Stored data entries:
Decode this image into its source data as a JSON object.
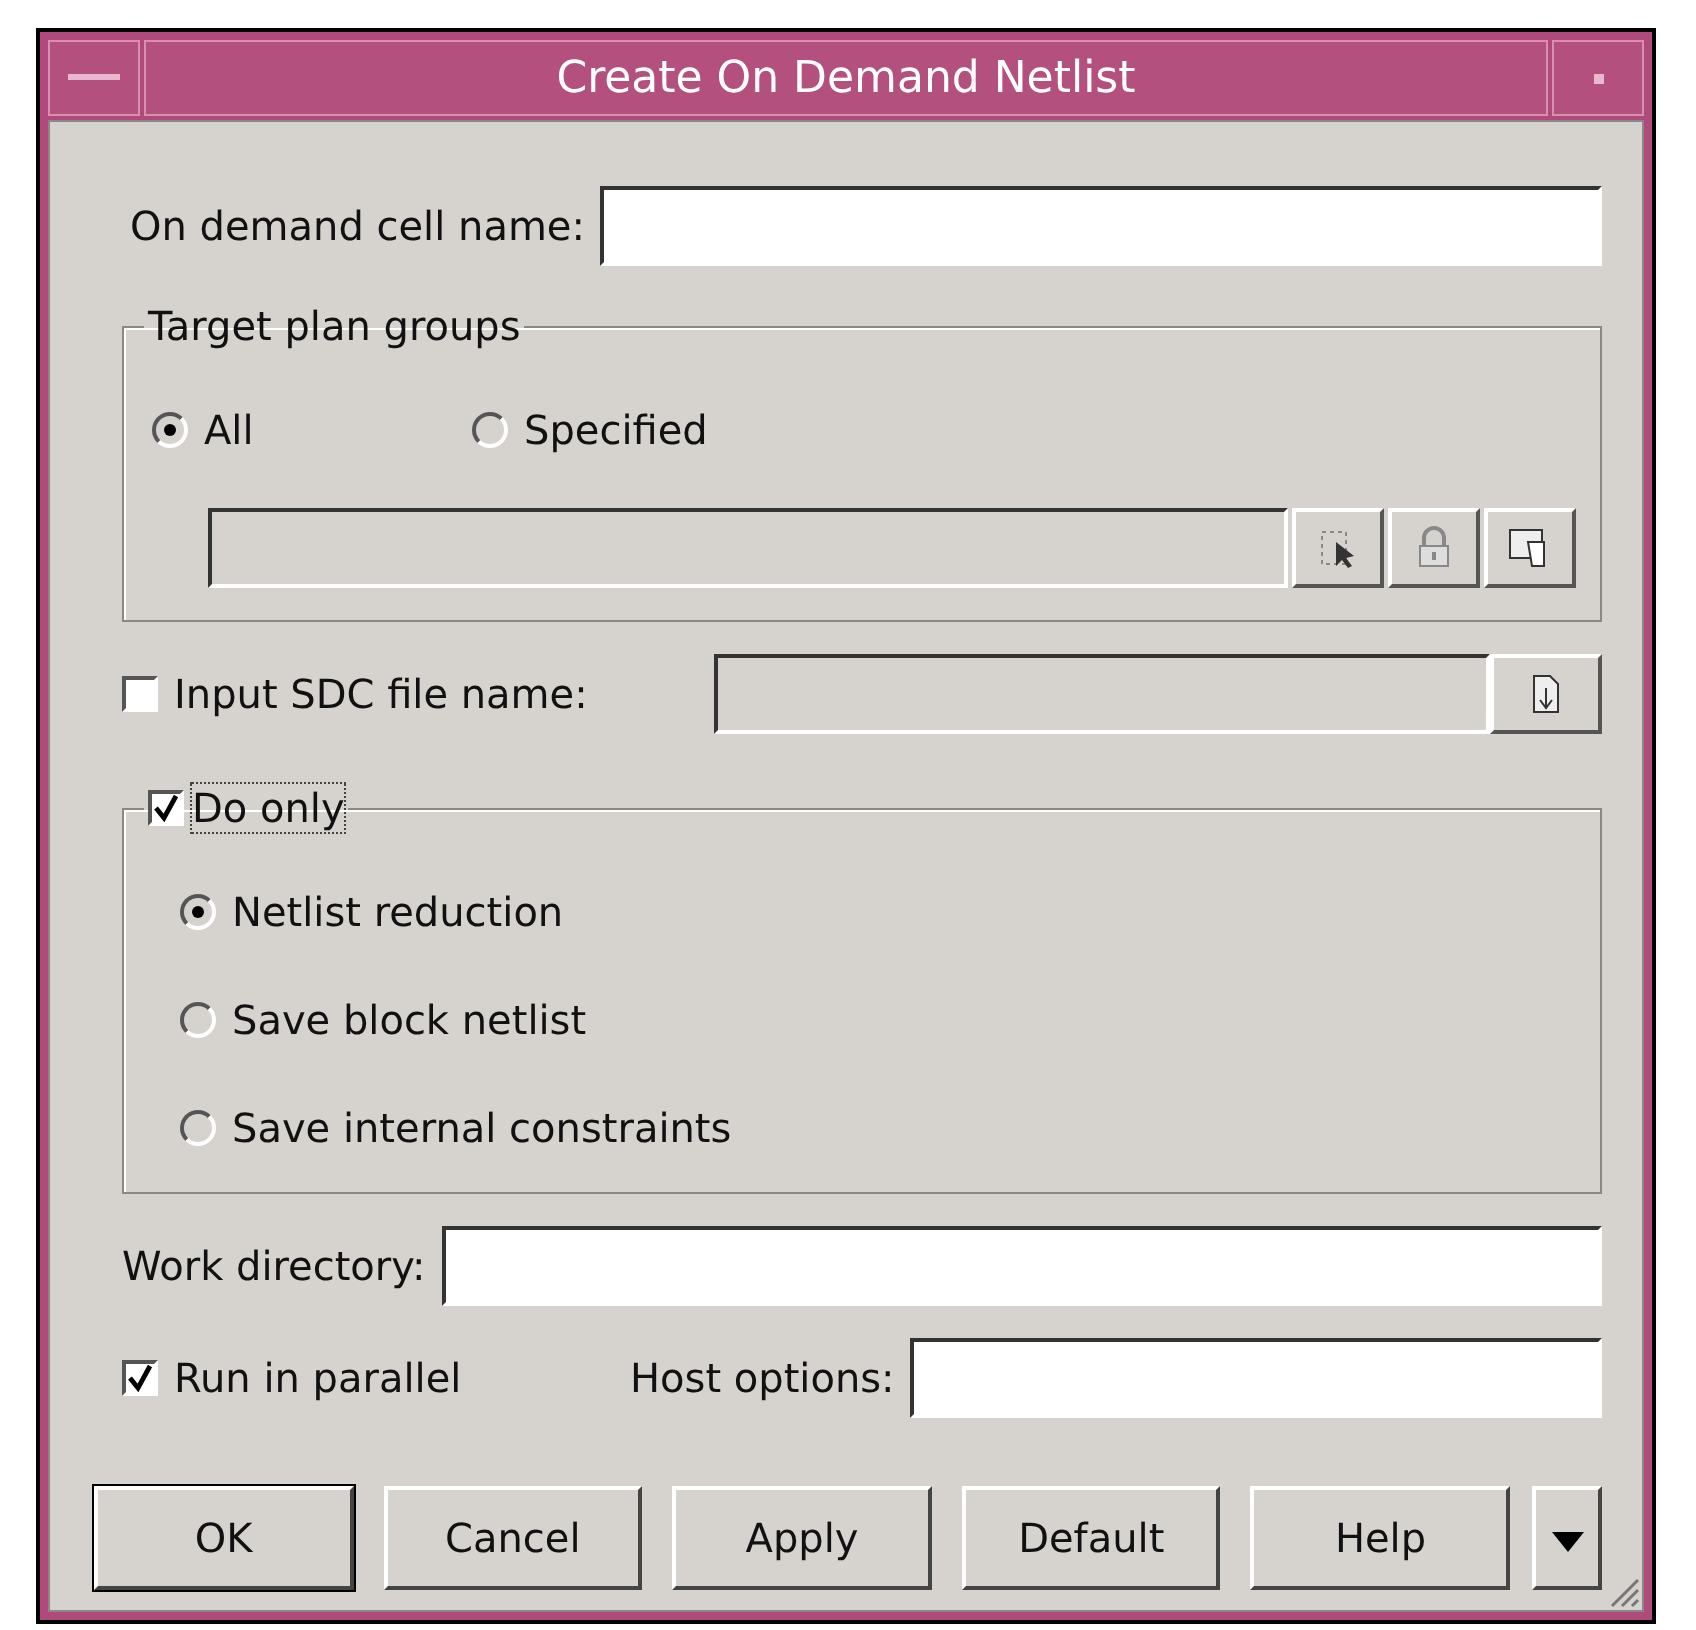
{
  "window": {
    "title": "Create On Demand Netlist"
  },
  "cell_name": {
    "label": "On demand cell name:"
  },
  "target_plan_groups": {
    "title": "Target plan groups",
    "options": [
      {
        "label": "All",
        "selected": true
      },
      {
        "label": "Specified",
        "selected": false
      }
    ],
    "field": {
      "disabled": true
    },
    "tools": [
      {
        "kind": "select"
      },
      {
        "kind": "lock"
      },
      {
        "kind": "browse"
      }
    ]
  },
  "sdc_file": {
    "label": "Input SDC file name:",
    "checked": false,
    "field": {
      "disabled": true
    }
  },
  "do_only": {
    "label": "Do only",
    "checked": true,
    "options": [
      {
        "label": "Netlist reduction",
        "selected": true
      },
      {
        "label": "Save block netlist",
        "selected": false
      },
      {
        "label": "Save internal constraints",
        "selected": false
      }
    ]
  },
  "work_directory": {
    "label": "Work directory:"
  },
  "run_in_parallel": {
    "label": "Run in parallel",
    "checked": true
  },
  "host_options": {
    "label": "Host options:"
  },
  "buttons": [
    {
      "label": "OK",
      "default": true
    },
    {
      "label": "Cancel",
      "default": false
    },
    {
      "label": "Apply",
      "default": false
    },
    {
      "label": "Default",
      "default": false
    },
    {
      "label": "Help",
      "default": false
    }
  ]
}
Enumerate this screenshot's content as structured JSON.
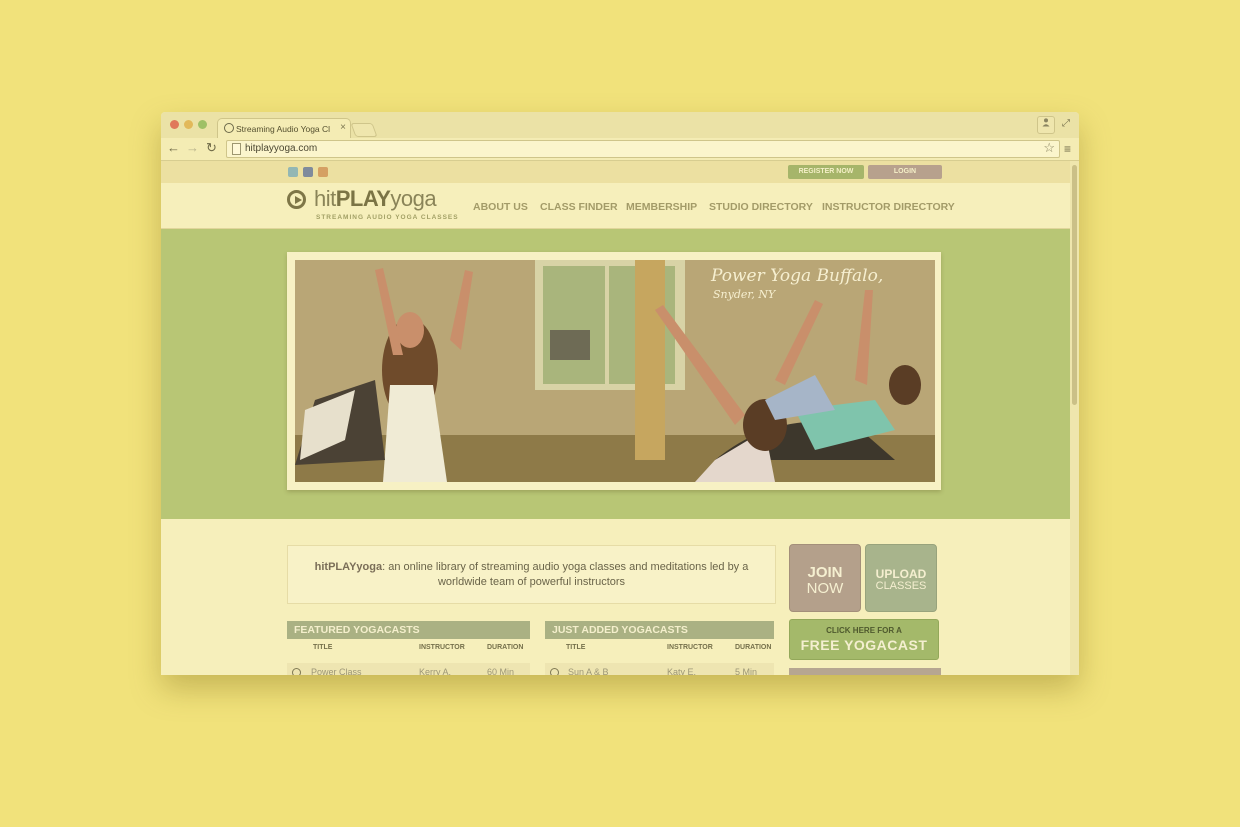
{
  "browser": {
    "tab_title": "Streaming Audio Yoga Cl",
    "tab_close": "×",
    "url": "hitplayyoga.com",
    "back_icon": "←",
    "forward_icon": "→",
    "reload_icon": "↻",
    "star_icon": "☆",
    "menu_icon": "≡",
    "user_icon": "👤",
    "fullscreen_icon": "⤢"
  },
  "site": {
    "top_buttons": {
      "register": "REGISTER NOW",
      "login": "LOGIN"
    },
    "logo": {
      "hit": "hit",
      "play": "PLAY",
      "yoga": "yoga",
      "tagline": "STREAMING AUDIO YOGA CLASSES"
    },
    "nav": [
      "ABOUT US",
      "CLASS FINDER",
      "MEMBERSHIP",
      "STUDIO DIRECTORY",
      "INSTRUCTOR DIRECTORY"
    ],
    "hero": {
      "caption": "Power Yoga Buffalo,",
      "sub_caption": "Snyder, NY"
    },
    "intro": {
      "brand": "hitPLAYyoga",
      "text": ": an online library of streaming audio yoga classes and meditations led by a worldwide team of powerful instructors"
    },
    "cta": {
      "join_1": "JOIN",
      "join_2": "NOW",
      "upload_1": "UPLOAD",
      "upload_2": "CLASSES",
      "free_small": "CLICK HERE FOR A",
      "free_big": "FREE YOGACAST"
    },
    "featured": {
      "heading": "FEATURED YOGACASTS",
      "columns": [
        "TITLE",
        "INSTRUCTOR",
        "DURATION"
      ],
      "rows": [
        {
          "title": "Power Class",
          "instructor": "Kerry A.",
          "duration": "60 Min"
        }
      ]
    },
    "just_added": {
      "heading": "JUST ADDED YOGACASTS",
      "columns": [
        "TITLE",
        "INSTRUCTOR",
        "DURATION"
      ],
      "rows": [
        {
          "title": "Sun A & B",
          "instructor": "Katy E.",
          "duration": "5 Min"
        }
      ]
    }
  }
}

> WHAT YOU ARE ASKED TO DO:
Leave out all pictures and retype precisely the lines that run from the line containing "Enumerate this screenshot's" to the last line of the records.

> COMPLETED TASK:
Enumerate this screenshot's content as structured JSON.
{
  "browser": {
    "tab_title": "Streaming Audio Yoga Cl",
    "tab_close": "×",
    "url": "hitplayyoga.com",
    "back_icon": "←",
    "forward_icon": "→",
    "reload_icon": "↻",
    "star_icon": "☆",
    "menu_icon": "≡",
    "user_icon": "👤",
    "fullscreen_icon": "⤢"
  },
  "site": {
    "top_buttons": {
      "register": "REGISTER NOW",
      "login": "LOGIN"
    },
    "logo": {
      "hit": "hit",
      "play": "PLAY",
      "yoga": "yoga",
      "tagline": "STREAMING AUDIO YOGA CLASSES"
    },
    "nav": [
      "ABOUT US",
      "CLASS FINDER",
      "MEMBERSHIP",
      "STUDIO DIRECTORY",
      "INSTRUCTOR DIRECTORY"
    ],
    "hero": {
      "caption": "Power Yoga Buffalo,",
      "sub_caption": "Snyder, NY"
    },
    "intro": {
      "brand": "hitPLAYyoga",
      "text": ": an online library of streaming audio yoga classes and meditations led by a worldwide team of powerful instructors"
    },
    "cta": {
      "join_1": "JOIN",
      "join_2": "NOW",
      "upload_1": "UPLOAD",
      "upload_2": "CLASSES",
      "free_small": "CLICK HERE FOR A",
      "free_big": "FREE YOGACAST"
    },
    "featured": {
      "heading": "FEATURED YOGACASTS",
      "columns": [
        "TITLE",
        "INSTRUCTOR",
        "DURATION"
      ],
      "rows": [
        {
          "title": "Power Class",
          "instructor": "Kerry A.",
          "duration": "60 Min"
        }
      ]
    },
    "just_added": {
      "heading": "JUST ADDED YOGACASTS",
      "columns": [
        "TITLE",
        "INSTRUCTOR",
        "DURATION"
      ],
      "rows": [
        {
          "title": "Sun A & B",
          "instructor": "Katy E.",
          "duration": "5 Min"
        }
      ]
    }
  }
}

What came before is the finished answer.